GIVEN INSTRUCTION: Leave out the pictures and copy everything else below exactly.

LISTING:
Start

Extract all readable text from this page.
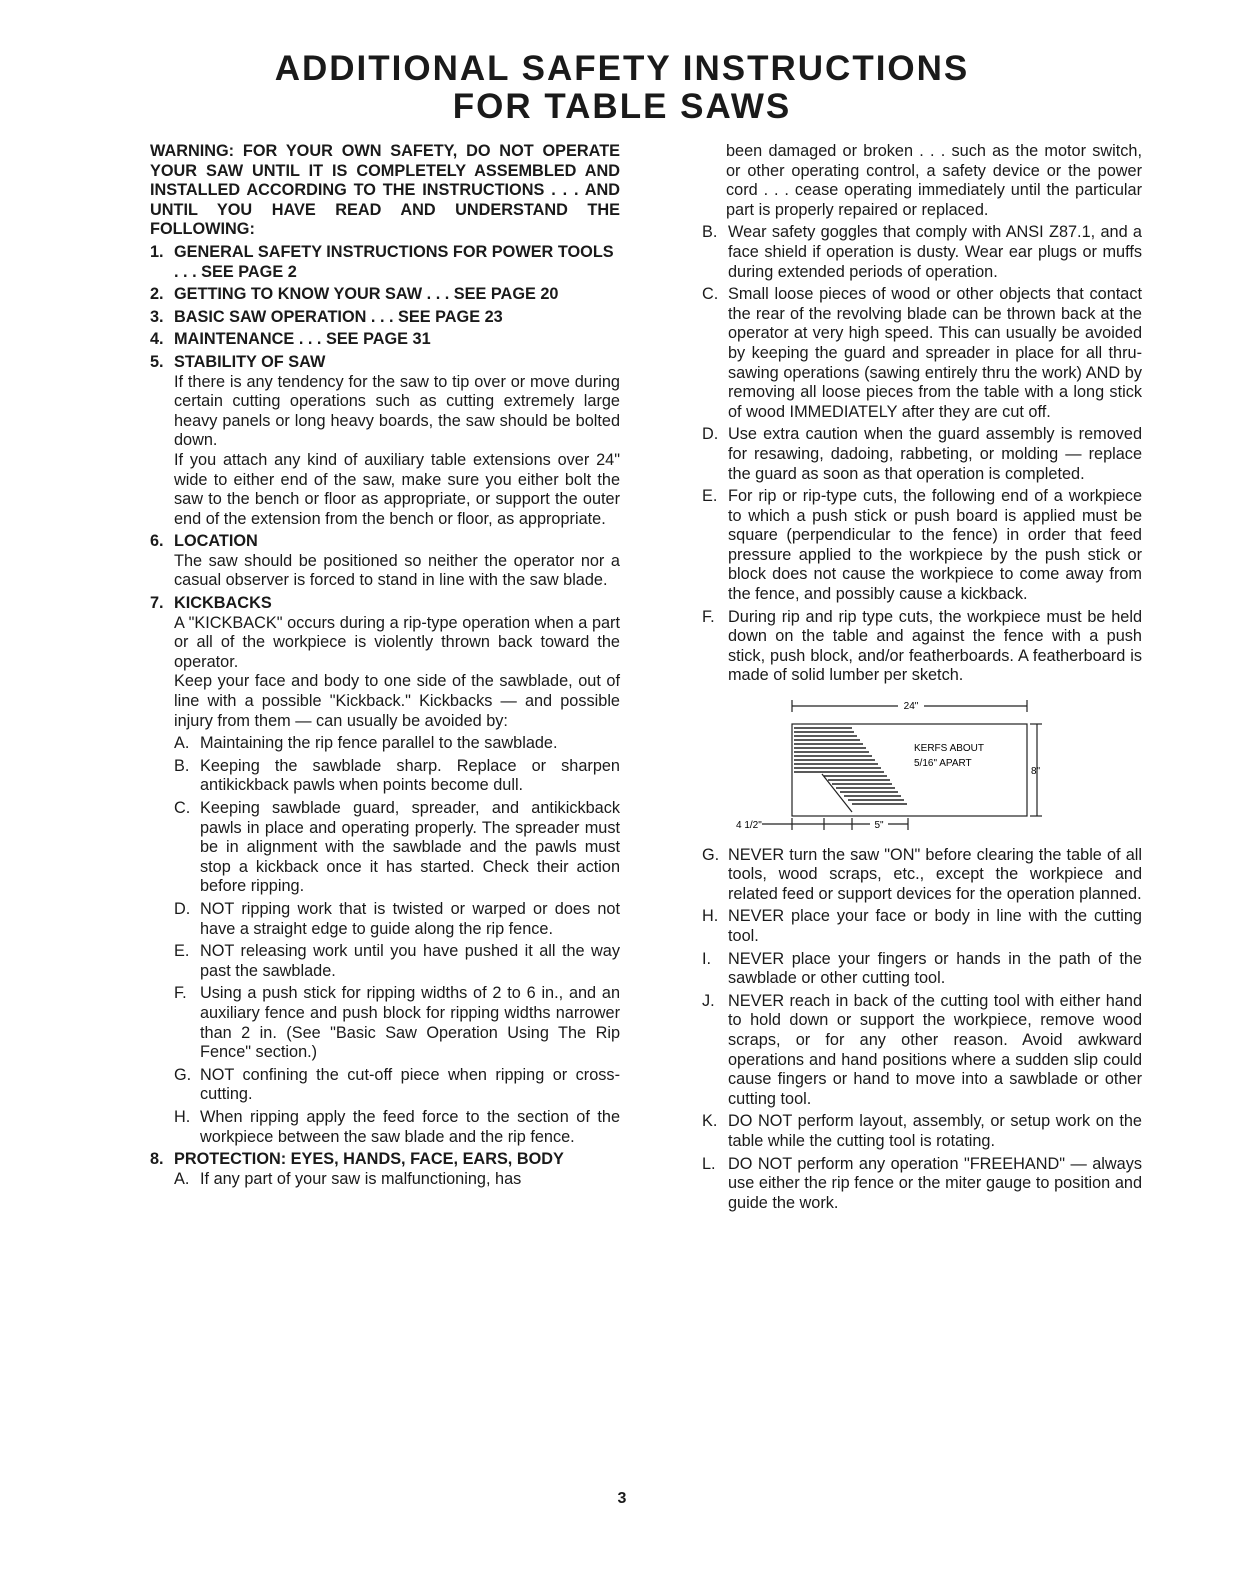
ADDITIONAL SAFETY INSTRUCTIONS
FOR TABLE SAWS
WARNING: FOR YOUR OWN SAFETY, DO NOT OPERATE YOUR SAW UNTIL IT IS COMPLETELY ASSEMBLED AND INSTALLED ACCORDING TO THE INSTRUCTIONS . . . AND UNTIL YOU HAVE READ AND UNDERSTAND THE FOLLOWING:
1. GENERAL SAFETY INSTRUCTIONS FOR POWER TOOLS . . . SEE PAGE 2
2. GETTING TO KNOW YOUR SAW . . . SEE PAGE 20
3. BASIC SAW OPERATION . . . SEE PAGE 23
4. MAINTENANCE . . . SEE PAGE 31
5. STABILITY OF SAW
If there is any tendency for the saw to tip over or move during certain cutting operations such as cutting extremely large heavy panels or long heavy boards, the saw should be bolted down.
If you attach any kind of auxiliary table extensions over 24" wide to either end of the saw, make sure you either bolt the saw to the bench or floor as appropriate, or support the outer end of the extension from the bench or floor, as appropriate.
6. LOCATION
The saw should be positioned so neither the operator nor a casual observer is forced to stand in line with the saw blade.
7. KICKBACKS
A "KICKBACK" occurs during a rip-type operation when a part or all of the workpiece is violently thrown back toward the operator.
Keep your face and body to one side of the sawblade, out of line with a possible "Kickback." Kickbacks — and possible injury from them — can usually be avoided by:
A. Maintaining the rip fence parallel to the sawblade.
B. Keeping the sawblade sharp. Replace or sharpen antikickback pawls when points become dull.
C. Keeping sawblade guard, spreader, and antikickback pawls in place and operating properly. The spreader must be in alignment with the sawblade and the pawls must stop a kickback once it has started. Check their action before ripping.
D. NOT ripping work that is twisted or warped or does not have a straight edge to guide along the rip fence.
E. NOT releasing work until you have pushed it all the way past the sawblade.
F. Using a push stick for ripping widths of 2 to 6 in., and an auxiliary fence and push block for ripping widths narrower than 2 in. (See "Basic Saw Operation Using The Rip Fence" section.)
G. NOT confining the cut-off piece when ripping or cross-cutting.
H. When ripping apply the feed force to the section of the workpiece between the saw blade and the rip fence.
8. PROTECTION: EYES, HANDS, FACE, EARS, BODY
A. If any part of your saw is malfunctioning, has
been damaged or broken . . . such as the motor switch, or other operating control, a safety device or the power cord . . . cease operating immediately until the particular part is properly repaired or replaced.
B. Wear safety goggles that comply with ANSI Z87.1, and a face shield if operation is dusty. Wear ear plugs or muffs during extended periods of operation.
C. Small loose pieces of wood or other objects that contact the rear of the revolving blade can be thrown back at the operator at very high speed. This can usually be avoided by keeping the guard and spreader in place for all thru-sawing operations (sawing entirely thru the work) AND by removing all loose pieces from the table with a long stick of wood IMMEDIATELY after they are cut off.
D. Use extra caution when the guard assembly is removed for resawing, dadoing, rabbeting, or molding — replace the guard as soon as that operation is completed.
E. For rip or rip-type cuts, the following end of a workpiece to which a push stick or push board is applied must be square (perpendicular to the fence) in order that feed pressure applied to the workpiece by the push stick or block does not cause the workpiece to come away from the fence, and possibly cause a kickback.
F. During rip and rip type cuts, the workpiece must be held down on the table and against the fence with a push stick, push block, and/or featherboards. A featherboard is made of solid lumber per sketch.
24"
KERFS ABOUT
5/16" APART
8"
5"
4 1/2"
G. NEVER turn the saw "ON" before clearing the table of all tools, wood scraps, etc., except the workpiece and related feed or support devices for the operation planned.
H. NEVER place your face or body in line with the cutting tool.
I.	NEVER place your fingers or hands in the path of the sawblade or other cutting tool.
J. NEVER reach in back of the cutting tool with either hand to hold down or support the workpiece, remove wood scraps, or for any other reason. Avoid awkward operations and hand positions where a sudden slip could cause fingers or hand to move into a sawblade or other cutting tool.
K. DO NOT perform layout, assembly, or setup work on the table while the cutting tool is rotating.
L. DO NOT perform any operation "FREEHAND" — always use either the rip fence or the miter gauge to position and guide the work.
3
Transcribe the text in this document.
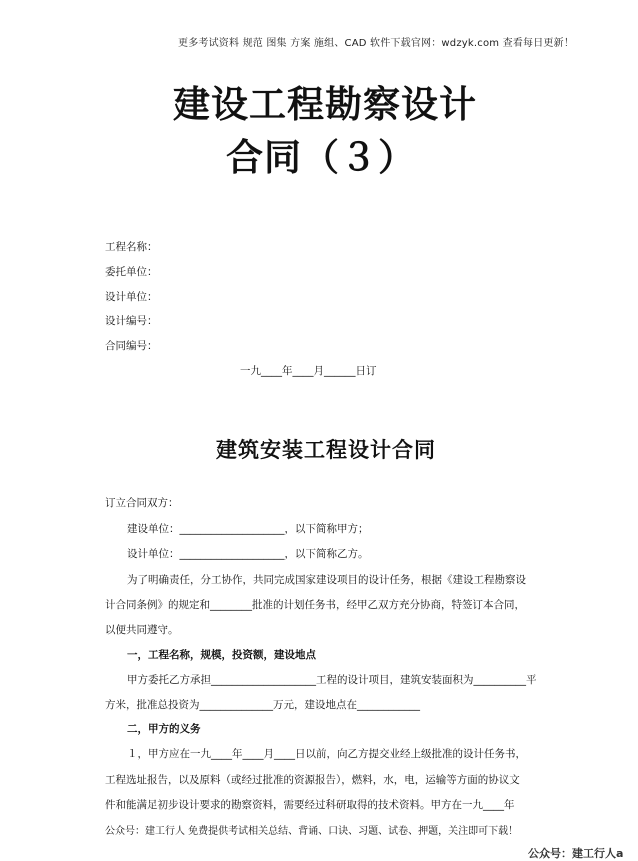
更多考试资料 规范 图集 方案 施组、CAD 软件下载官网：wdzyk.com 查看每日更新！
建设工程勘察设计
合同（３）
工程名称：
委托单位：
设计单位：
设计编号：
合同编号：
一九____年____月______日订
建筑安装工程设计合同
订立合同双方：
建设单位：____________________，以下简称甲方；
设计单位：____________________，以下简称乙方。
为了明确责任，分工协作，共同完成国家建设项目的设计任务，根据《建设工程勘察设
计合同条例》的规定和________批准的计划任务书，经甲乙双方充分协商，特签订本合同，
以便共同遵守。
一，工程名称，规模，投资额，建设地点
甲方委托乙方承担____________________工程的设计项目，建筑安装面积为__________平
方米，批准总投资为______________万元，建设地点在____________
二，甲方的义务
１，甲方应在一九____年____月____日以前，向乙方提交业经上级批准的设计任务书，
工程选址报告，以及原料（或经过批准的资源报告），燃料，水，电，运输等方面的协议文
件和能满足初步设计要求的勘察资料，需要经过科研取得的技术资料。甲方在一九____年
公众号：建工行人 免费提供考试相关总结、背诵、口诀、习题、试卷、押题，关注即可下载！
公众号：建工行人a
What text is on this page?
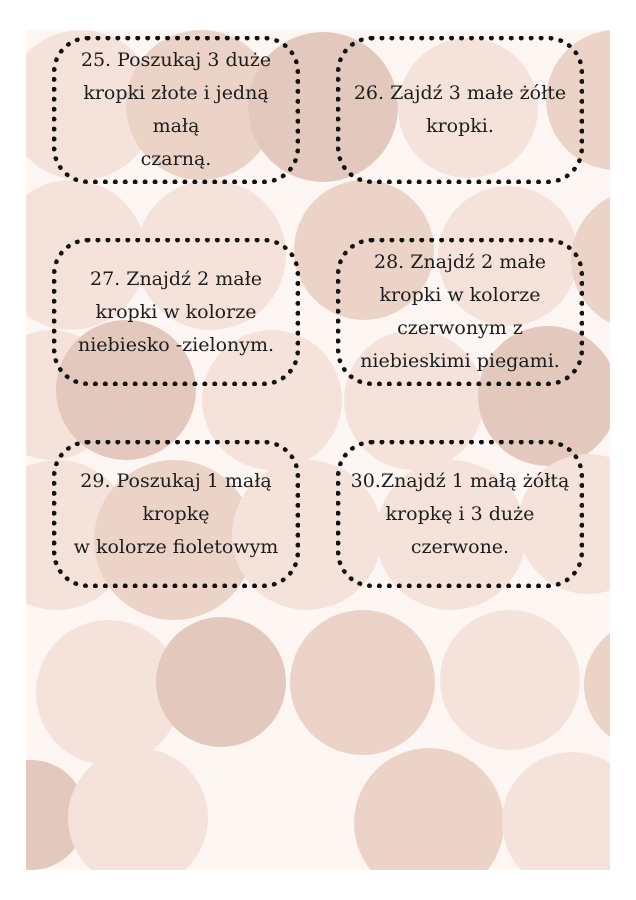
25. Poszukaj 3 duże
kropki złote i jedną małą
czarną.
26. Zajdź 3 małe żółte
kropki.
27. Znajdź 2 małe
kropki w kolorze
niebiesko -zielonym.
28. Znajdź 2 małe
kropki w kolorze
czerwonym z
niebieskimi piegami.
29. Poszukaj 1 małą
kropkę
w kolorze fioletowym
30.Znajdź 1 małą żółtą
kropkę i 3 duże
czerwone.
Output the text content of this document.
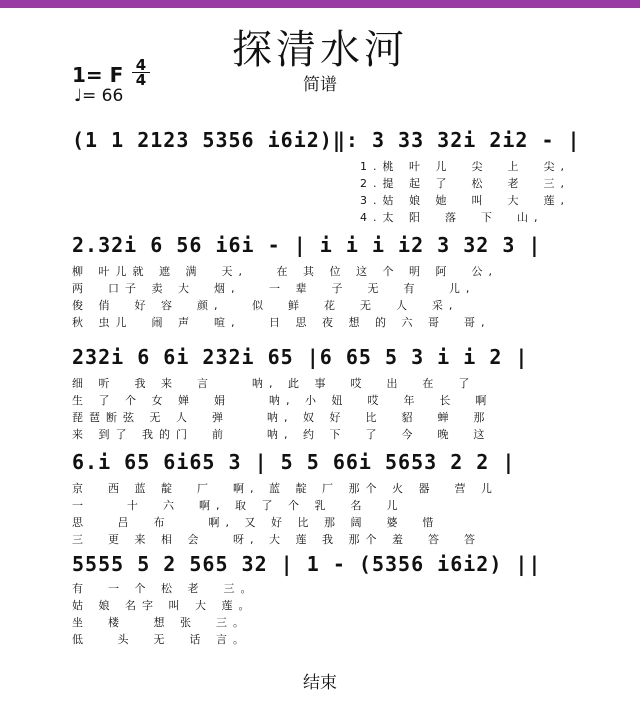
探清水河
简谱
1= F 4
4
♩= 66
(1 1 2123 5356 i6i2)‖: 3 33 32i 2i2 - |
1.桃 叶 儿  尖  上  尖,
2.提 起 了  松  老  三,
3.姑 娘 她  叫  大  莲,
4.太 阳  落  下  山,
2.32i 6 56 i6i - | i i i i2 3 32 3 |
柳 叶儿就 遮 满  天,   在 其 位 这 个 明 阿  公,
两  口子 卖 大  烟,   一 辈  子  无  有   儿,
俊 俏  好 容  颜,   似  鲜  花  无  人  采,
秋 虫儿  闹 声  喧,   日 思 夜 想 的 六 哥  哥,
232i 6 6i 232i 65 |6 65 5 3 i i 2 |
细 听  我 来  言    呐, 此 事  哎  出  在  了
生 了 个 女 婵  娟    呐, 小 妞  哎  年  长  啊
琵琶断弦 无 人  弹    呐, 奴 好  比  貂  蝉  那
来 到了 我的门  前    呐, 约 下  了  今  晚  这
6.i 65 6i65 3 | 5 5 66i 5653 2 2 |
京  西 蓝 靛  厂  啊, 蓝 靛 厂 那个 火 器  营 儿
一    十  六  啊, 取 了 个 乳  名  儿
思   吕  布    啊, 又 好 比 那 阔  婆  惜
三  更 来 相 会   呀, 大 莲 我 那个 羞  答  答
5555 5 2 565 32 | 1 - (5356 i6i2) ||
有  一 个 松 老  三。
姑 娘 名字 叫 大 莲。
坐  楼   想 张  三。
低   头  无  话 言。
结束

End

EXERCISE ANSWER:
Extract all readable text from this page.
ADDITIONAL SAFETY INSTRUCTIONS
FOR TABLE SAWS
WARNING: FOR YOUR OWN SAFETY, DO NOT OPERATE YOUR SAW UNTIL IT IS COMPLETELY ASSEMBLED AND INSTALLED ACCORDING TO THE INSTRUCTIONS . . . AND UNTIL YOU HAVE READ AND UNDERSTAND THE FOLLOWING:
1. GENERAL SAFETY INSTRUCTIONS FOR POWER TOOLS . . . SEE PAGE 2
2. GETTING TO KNOW YOUR SAW . . . SEE PAGE 20
3. BASIC SAW OPERATION . . . SEE PAGE 23
4. MAINTENANCE . . . SEE PAGE 31
5. STABILITY OF SAW
If there is any tendency for the saw to tip over or move during certain cutting operations such as cutting extremely large heavy panels or long heavy boards, the saw should be bolted down.
If you attach any kind of auxiliary table extensions over 24" wide to either end of the saw, make sure you either bolt the saw to the bench or floor as appropriate, or support the outer end of the extension from the bench or floor, as appropriate.
6. LOCATION
The saw should be positioned so neither the operator nor a casual observer is forced to stand in line with the saw blade.
7. KICKBACKS
A "KICKBACK" occurs during a rip-type operation when a part or all of the workpiece is violently thrown back toward the operator.
Keep your face and body to one side of the sawblade, out of line with a possible "Kickback." Kickbacks — and possible injury from them — can usually be avoided by:
A. Maintaining the rip fence parallel to the sawblade.
B. Keeping the sawblade sharp. Replace or sharpen antikickback pawls when points become dull.
C. Keeping sawblade guard, spreader, and antikickback pawls in place and operating properly. The spreader must be in alignment with the sawblade and the pawls must stop a kickback once it has started. Check their action before ripping.
D. NOT ripping work that is twisted or warped or does not have a straight edge to guide along the rip fence.
E. NOT releasing work until you have pushed it all the way past the sawblade.
F. Using a push stick for ripping widths of 2 to 6 in., and an auxiliary fence and push block for ripping widths narrower than 2 in. (See "Basic Saw Operation Using The Rip Fence" section.)
G. NOT confining the cut-off piece when ripping or cross-cutting.
H. When ripping apply the feed force to the section of the workpiece between the saw blade and the rip fence.
8. PROTECTION: EYES, HANDS, FACE, EARS, BODY
A. If any part of your saw is malfunctioning, has
been damaged or broken . . . such as the motor switch, or other operating control, a safety device or the power cord . . . cease operating immediately until the particular part is properly repaired or replaced.
B. Wear safety goggles that comply with ANSI Z87.1, and a face shield if operation is dusty. Wear ear plugs or muffs during extended periods of operation.
C. Small loose pieces of wood or other objects that contact the rear of the revolving blade can be thrown back at the operator at very high speed. This can usually be avoided by keeping the guard and spreader in place for all thru-sawing operations (sawing entirely thru the work) AND by removing all loose pieces from the table with a long stick of wood IMMEDIATELY after they are cut off.
D. Use extra caution when the guard assembly is removed for resawing, dadoing, rabbeting, or molding — replace the guard as soon as that operation is completed.
E. For rip or rip-type cuts, the following end of a workpiece to which a push stick or push board is applied must be square (perpendicular to the fence) in order that feed pressure applied to the workpiece by the push stick or block does not cause the workpiece to come away from the fence, and possibly cause a kickback.
F. During rip and rip type cuts, the workpiece must be held down on the table and against the fence with a push stick, push block, and/or featherboards. A featherboard is made of solid lumber per sketch.
24"
KERFS ABOUT
5/16" APART
8"
5"
4 1/2"
G. NEVER turn the saw "ON" before clearing the table of all tools, wood scraps, etc., except the workpiece and related feed or support devices for the operation planned.
H. NEVER place your face or body in line with the cutting tool.
I.	NEVER place your fingers or hands in the path of the sawblade or other cutting tool.
J. NEVER reach in back of the cutting tool with either hand to hold down or support the workpiece, remove wood scraps, or for any other reason. Avoid awkward operations and hand positions where a sudden slip could cause fingers or hand to move into a sawblade or other cutting tool.
K. DO NOT perform layout, assembly, or setup work on the table while the cutting tool is rotating.
L. DO NOT perform any operation "FREEHAND" — always use either the rip fence or the miter gauge to position and guide the work.
3
Transcribe the text in this document.
更多考试资料 规范 图集 方案 施组、CAD 软件下载官网：wdzyk.com 查看每日更新！
建设工程勘察设计
合同（３）
工程名称：
委托单位：
设计单位：
设计编号：
合同编号：
一九____年____月______日订
建筑安装工程设计合同
订立合同双方：
建设单位：____________________，以下简称甲方；
设计单位：____________________，以下简称乙方。
为了明确责任，分工协作，共同完成国家建设项目的设计任务，根据《建设工程勘察设
计合同条例》的规定和________批准的计划任务书，经甲乙双方充分协商，特签订本合同，
以便共同遵守。
一，工程名称，规模，投资额，建设地点
甲方委托乙方承担____________________工程的设计项目，建筑安装面积为__________平
方米，批准总投资为______________万元，建设地点在____________
二，甲方的义务
１，甲方应在一九____年____月____日以前，向乙方提交业经上级批准的设计任务书，
工程选址报告，以及原料（或经过批准的资源报告），燃料，水，电，运输等方面的协议文
件和能满足初步设计要求的勘察资料，需要经过科研取得的技术资料。甲方在一九____年
公众号：建工行人 免费提供考试相关总结、背诵、口诀、习题、试卷、押题，关注即可下载！
公众号：建工行人a
What text is on this page?
25. Poszukaj 3 duże
kropki złote i jedną małą
czarną.
26. Zajdź 3 małe żółte
kropki.
27. Znajdź 2 małe
kropki w kolorze
niebiesko -zielonym.
28. Znajdź 2 małe
kropki w kolorze
czerwonym z
niebieskimi piegami.
29. Poszukaj 1 małą
kropkę
w kolorze fioletowym
30.Znajdź 1 małą żółtą
kropkę i 3 duże
czerwone.
Output the text content of this document.
探清水河
简谱
1= F 4
4
♩= 66
(1 1 2123 5356 i6i2)‖: 3 33 32i 2i2 - |
1.桃 叶 儿  尖  上  尖,
2.提 起 了  松  老  三,
3.姑 娘 她  叫  大  莲,
4.太 阳  落  下  山,
2.32i 6 56 i6i - | i i i i2 3 32 3 |
柳 叶儿就 遮 满  天,   在 其 位 这 个 明 阿  公,
两  口子 卖 大  烟,   一 辈  子  无  有   儿,
俊 俏  好 容  颜,   似  鲜  花  无  人  采,
秋 虫儿  闹 声  喧,   日 思 夜 想 的 六 哥  哥,
232i 6 6i 232i 65 |6 65 5 3 i i 2 |
细 听  我 来  言    呐, 此 事  哎  出  在  了
生 了 个 女 婵  娟    呐, 小 妞  哎  年  长  啊
琵琶断弦 无 人  弹    呐, 奴 好  比  貂  蝉  那
来 到了 我的门  前    呐, 约 下  了  今  晚  这
6.i 65 6i65 3 | 5 5 66i 5653 2 2 |
京  西 蓝 靛  厂  啊, 蓝 靛 厂 那个 火 器  营 儿
一    十  六  啊, 取 了 个 乳  名  儿
思   吕  布    啊, 又 好 比 那 阔  婆  惜
三  更 来 相 会   呀, 大 莲 我 那个 羞  答  答
5555 5 2 565 32 | 1 - (5356 i6i2) ||
有  一 个 松 老  三。
姑 娘 名字 叫 大 莲。
坐  楼   想 张  三。
低   头  无  话 言。
结束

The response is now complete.